- **The problem**
Read the listing and extract each line that includes the word "them".

- **Data rows**
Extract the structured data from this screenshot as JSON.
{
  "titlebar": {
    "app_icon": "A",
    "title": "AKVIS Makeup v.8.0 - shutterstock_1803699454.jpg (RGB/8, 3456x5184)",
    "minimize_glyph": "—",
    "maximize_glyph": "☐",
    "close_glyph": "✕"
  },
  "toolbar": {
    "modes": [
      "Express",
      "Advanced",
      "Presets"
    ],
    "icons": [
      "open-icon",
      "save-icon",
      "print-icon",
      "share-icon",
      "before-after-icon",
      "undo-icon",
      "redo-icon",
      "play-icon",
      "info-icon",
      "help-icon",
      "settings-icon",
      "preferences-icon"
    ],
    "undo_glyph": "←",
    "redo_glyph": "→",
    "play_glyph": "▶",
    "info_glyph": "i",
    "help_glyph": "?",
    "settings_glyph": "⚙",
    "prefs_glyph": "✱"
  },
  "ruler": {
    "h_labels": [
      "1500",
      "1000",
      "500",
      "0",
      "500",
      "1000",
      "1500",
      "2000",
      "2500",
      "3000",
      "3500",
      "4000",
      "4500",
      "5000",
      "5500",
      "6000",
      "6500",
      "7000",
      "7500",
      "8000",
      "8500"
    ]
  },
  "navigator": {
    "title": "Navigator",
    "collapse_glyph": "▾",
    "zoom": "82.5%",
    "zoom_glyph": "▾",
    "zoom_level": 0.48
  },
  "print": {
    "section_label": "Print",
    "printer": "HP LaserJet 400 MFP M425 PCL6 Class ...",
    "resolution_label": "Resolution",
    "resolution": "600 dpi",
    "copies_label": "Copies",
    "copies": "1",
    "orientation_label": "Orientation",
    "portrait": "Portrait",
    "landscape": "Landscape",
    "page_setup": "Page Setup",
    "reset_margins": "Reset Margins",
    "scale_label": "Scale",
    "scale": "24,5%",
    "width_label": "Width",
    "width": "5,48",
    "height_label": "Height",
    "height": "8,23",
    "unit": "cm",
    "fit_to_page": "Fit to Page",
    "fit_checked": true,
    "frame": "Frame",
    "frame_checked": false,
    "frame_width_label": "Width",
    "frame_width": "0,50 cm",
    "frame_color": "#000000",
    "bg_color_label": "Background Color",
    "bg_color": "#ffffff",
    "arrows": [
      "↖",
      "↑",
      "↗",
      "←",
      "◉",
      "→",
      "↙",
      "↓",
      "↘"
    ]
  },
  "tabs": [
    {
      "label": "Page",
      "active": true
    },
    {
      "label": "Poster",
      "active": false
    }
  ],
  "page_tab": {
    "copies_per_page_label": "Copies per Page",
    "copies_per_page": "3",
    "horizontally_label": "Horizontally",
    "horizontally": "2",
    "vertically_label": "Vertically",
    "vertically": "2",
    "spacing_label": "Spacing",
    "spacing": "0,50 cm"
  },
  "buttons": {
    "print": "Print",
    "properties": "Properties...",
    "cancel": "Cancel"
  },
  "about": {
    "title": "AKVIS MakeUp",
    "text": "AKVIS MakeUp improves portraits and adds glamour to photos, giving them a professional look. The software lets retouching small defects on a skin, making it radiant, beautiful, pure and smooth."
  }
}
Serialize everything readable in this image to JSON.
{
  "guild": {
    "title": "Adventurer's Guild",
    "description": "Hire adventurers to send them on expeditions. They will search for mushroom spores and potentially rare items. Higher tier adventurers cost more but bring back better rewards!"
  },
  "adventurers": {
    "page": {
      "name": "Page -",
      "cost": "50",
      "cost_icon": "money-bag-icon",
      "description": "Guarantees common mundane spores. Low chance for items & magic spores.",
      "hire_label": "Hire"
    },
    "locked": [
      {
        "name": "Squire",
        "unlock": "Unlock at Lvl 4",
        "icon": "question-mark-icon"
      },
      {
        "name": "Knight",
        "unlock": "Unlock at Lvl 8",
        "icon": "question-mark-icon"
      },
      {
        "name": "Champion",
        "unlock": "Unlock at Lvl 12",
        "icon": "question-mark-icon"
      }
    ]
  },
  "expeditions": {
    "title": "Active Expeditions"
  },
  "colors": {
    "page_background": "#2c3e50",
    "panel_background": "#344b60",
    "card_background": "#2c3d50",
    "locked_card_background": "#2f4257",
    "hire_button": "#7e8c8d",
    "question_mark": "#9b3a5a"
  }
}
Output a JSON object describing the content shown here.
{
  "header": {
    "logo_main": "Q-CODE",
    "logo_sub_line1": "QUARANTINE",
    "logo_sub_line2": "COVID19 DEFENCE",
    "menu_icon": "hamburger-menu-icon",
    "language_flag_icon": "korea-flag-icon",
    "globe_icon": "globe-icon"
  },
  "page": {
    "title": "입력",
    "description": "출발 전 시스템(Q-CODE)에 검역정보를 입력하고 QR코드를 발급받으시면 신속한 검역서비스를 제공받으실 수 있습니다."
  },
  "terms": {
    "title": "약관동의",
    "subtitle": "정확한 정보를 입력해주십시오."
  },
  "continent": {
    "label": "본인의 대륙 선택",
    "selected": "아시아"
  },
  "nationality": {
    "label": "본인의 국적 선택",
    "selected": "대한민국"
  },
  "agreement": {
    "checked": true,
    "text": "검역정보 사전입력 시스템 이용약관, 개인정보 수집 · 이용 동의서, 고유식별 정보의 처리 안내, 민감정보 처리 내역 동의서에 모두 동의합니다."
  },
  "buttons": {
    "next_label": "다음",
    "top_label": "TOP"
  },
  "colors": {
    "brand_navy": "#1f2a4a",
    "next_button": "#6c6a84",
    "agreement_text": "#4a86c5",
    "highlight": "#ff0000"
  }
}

- **Task answer**
    "text": "AKVIS MakeUp improves portraits and adds glamour to photos, giving them a professional look. The software lets retouching small defects on a skin, making it radiant, beautiful, pure and smooth."
    "description": "Hire adventurers to send them on expeditions. They will search for mushroom spores and potentially rare items. Higher tier adventurers cost more but bring back better rewards!"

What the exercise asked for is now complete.